• **Задания**:
• a. Верните без изменений фрагмент текста о макаронической речи, который начинается со слов «Прием макаронической речи» и заканчивается словами «Вам понравится Европа.».
• b. Переведите на английский язык предложение из текста о макаронической речи: «Прием макаронической речи весьма характерен для области комического как в прозе, так и в поэзии; комический эффект возникает, по-видимому, благодаря строгости языковой нормы, любое отклонение от которой, будь то искаженное произношение или вкрапление иностранного слова, воспринимается как забавный сюрприз».
• c. Продолжите текст о макаронической речи, начав сразу после его последнего предложения.

• **Текст для чтения**:

----

Прием макаронической речи весьма характерен для области комического как в прозе, так и в поэзии; комический эффект возникает, по-видимому, благодаря строгости языковой нормы, любое отклонение от которой, будь то искаженное произношение или вкрапление иностранного слова, воспринимается как забавный сюрприз. В русской прозе прием макаронизации можно встретить от Фонвизина до Зощенко,* в поэзии он редок, как постоянный прием характерен лишь для шуточных стихотворений Мятлева (Я к коловратностям привык; Вся жизнь по мне -- пантерн мажик!),140 а также для его длинной комической поэмы "Сенсации и замечания госпожи Курдюковой за границею, дан л'этранже":
Вам понравится Европа.
Право, мешкать иль не фо' па,
А то будете маляд,
Отправляйтесь-ка в Кронштадт.141
* "Я не могу дормир в потемках" (Пушкин); "Я большой аматер со стороны женской полноты" (Гоголь); "Je suis un опустившийся человек" (Достоевский).
Чаще всего макароническая речь, смешная сама по себе, используется и для высмеивания ее носителей, будь то московская аристократия, говорящая на смеси "французского с нижегородским", незадачливый советский турист, не знающий, как открыть дверь в немецкой уборной и зовущий местных жителей на помощь (Зощенко)* или немецкий барон, претендующий на русский престол (Демьян Бедный).**
* "Геноссе, говорю, геноссе, дер тюр, сволочь, никак не открывается." ("Западня")
** Вам мой фамилий всем известный: /Их бин фон Врангель, герр барон. /Я самый лючший, самый шестный /Есть кандидат на русский трон... ("Манифест барона фон-Врангеля")

----

• **Исходные данные**:
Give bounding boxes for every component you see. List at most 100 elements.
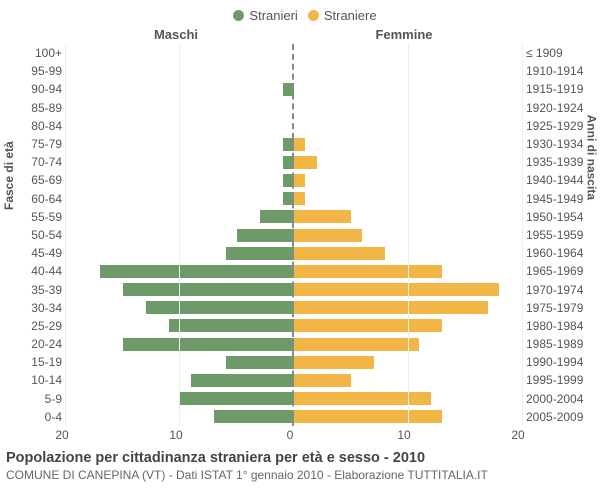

----

• **Ответы на задания**:
• a.
Прием макаронической речи весьма характерен для области комического как в прозе, так и в поэзии; комический эффект возникает, по-видимому, благодаря строгости языковой нормы, любое отклонение от которой, будь то искаженное произношение или вкрапление иностранного слова, воспринимается как забавный сюрприз. В русской прозе прием макаронизации можно встретить от Фонвизина до Зощенко,* в поэзии он редок, как постоянный прием характерен лишь для шуточных стихотворений Мятлева (Я к коловратностям привык; Вся жизнь по мне -- пантерн мажик!),140 а также для его длинной комической поэмы "Сенсации и замечания госпожи Курдюковой за границею, дан л'этранже":
Вам понравится Европа.

• b. The device of macaronic speech is quite characteristic of the realm of the comic in both prose and poetry; the comic effect apparently arises from the strictness of the linguistic norm, any deviation from which, whether a distorted pronunciation or an inserted foreign word, is perceived as an amusing surprise.

• c.
Не то у Бродского, который говорит макаронически от себя с совершенно иной целью, а именно -- иронически принизить и лишить романтического ореола саму тему Фауста, показать ее философскую несостоятельность и несерьезность. Причину такого негативного отношения Бродского к великой немецкой поэме следует искать в резком отличии позиции русского поэта в его взглядах на человека и смысл его жизни от фаустовского. При этом не следует забывать, что Бродский говорит здесь не о поэзии Гете как таковой, а лишь о теме Фауста, причем с изрядной долей комической иронии, то есть "не на полном серьезе". Тем не менее, позиция Бродского все же недвусмысленна -- в шуточной форме содержится серьезная критика как мистицизма как формы познания мира вообще, так и отношения к миру и людям "сверхчеловека", готового пойти на все для достижения своих целей. Последнее особенно отталкивающе действует на Бродского, в философии которого нет места угнетению, использованию других или любой иной формы хождения по головам и пренебрежения к гуманистическому началу в человеке.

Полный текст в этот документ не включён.